# [Data shown]
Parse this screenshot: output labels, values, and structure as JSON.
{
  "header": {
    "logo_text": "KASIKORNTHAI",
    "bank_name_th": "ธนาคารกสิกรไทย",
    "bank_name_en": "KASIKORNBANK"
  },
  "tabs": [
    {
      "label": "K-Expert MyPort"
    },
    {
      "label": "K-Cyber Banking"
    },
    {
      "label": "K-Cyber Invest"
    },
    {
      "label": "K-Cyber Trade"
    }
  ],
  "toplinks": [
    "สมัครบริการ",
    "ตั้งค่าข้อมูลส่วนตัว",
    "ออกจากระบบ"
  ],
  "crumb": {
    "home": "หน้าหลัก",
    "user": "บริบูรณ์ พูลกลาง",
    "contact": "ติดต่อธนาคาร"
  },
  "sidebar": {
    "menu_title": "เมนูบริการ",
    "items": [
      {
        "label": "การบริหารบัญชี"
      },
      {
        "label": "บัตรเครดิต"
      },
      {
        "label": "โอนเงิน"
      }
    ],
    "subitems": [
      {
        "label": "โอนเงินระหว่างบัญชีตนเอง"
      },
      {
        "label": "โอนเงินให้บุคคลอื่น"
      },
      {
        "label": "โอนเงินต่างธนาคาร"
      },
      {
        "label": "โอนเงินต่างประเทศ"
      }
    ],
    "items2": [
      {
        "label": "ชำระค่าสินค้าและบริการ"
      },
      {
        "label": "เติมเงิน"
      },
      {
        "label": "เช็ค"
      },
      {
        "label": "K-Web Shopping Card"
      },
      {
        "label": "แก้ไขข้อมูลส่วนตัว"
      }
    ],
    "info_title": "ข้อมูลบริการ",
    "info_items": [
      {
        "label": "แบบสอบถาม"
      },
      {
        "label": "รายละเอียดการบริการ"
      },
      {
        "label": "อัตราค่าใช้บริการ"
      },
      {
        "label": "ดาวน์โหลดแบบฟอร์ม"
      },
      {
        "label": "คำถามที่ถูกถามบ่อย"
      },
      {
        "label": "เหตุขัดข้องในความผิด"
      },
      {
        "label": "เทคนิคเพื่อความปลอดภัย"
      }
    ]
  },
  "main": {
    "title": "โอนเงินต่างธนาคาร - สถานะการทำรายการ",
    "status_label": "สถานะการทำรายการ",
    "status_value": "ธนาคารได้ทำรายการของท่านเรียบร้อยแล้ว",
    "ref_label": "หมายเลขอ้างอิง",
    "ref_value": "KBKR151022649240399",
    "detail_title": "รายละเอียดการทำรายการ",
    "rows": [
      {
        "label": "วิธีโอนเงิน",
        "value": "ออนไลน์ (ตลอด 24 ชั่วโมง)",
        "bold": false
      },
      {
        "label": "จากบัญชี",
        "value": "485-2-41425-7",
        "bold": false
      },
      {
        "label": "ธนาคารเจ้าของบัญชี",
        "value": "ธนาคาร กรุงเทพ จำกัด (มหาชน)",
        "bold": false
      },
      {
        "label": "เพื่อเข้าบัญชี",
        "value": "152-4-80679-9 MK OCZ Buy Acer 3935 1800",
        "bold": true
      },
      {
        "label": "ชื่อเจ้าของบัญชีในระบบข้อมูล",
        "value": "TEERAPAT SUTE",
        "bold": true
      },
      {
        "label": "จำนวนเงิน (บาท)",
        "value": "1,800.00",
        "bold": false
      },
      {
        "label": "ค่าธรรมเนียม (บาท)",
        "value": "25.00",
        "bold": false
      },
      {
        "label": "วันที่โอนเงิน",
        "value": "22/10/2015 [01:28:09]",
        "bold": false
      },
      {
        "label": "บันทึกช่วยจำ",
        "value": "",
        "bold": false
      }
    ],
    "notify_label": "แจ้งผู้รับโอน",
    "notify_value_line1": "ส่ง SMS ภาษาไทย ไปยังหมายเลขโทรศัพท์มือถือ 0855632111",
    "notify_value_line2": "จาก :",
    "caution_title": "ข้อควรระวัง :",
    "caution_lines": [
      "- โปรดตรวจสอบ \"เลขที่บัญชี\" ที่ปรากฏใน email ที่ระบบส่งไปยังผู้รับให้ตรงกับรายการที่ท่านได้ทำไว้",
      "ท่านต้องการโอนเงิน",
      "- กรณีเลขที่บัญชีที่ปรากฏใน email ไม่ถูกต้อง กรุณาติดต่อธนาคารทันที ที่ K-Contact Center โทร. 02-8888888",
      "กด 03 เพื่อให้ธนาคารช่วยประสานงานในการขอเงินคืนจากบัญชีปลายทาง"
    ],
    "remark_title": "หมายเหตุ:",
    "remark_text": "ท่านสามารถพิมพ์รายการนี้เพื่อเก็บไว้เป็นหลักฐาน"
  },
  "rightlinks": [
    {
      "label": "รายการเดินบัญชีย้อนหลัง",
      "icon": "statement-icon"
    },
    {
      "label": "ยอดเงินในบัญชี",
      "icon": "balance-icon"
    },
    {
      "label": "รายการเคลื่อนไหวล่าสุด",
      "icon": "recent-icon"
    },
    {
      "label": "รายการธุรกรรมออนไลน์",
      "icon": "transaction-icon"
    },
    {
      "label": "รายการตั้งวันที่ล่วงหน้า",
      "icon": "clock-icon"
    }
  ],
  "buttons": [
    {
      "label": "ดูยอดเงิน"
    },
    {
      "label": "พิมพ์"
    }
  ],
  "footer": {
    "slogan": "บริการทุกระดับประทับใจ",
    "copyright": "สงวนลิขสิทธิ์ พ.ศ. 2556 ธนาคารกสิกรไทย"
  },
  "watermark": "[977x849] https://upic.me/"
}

# [Written instruction]
Find the word "ปรากฏใน" in the data and show each line that holds it.

# [Expected answer]
      "- โปรดตรวจสอบ \"เลขที่บัญชี\" ที่ปรากฏใน email ที่ระบบส่งไปยังผู้รับให้ตรงกับรายการที่ท่านได้ทำไว้",
      "- กรณีเลขที่บัญชีที่ปรากฏใน email ไม่ถูกต้อง กรุณาติดต่อธนาคารทันที ที่ K-Contact Center โทร. 02-8888888",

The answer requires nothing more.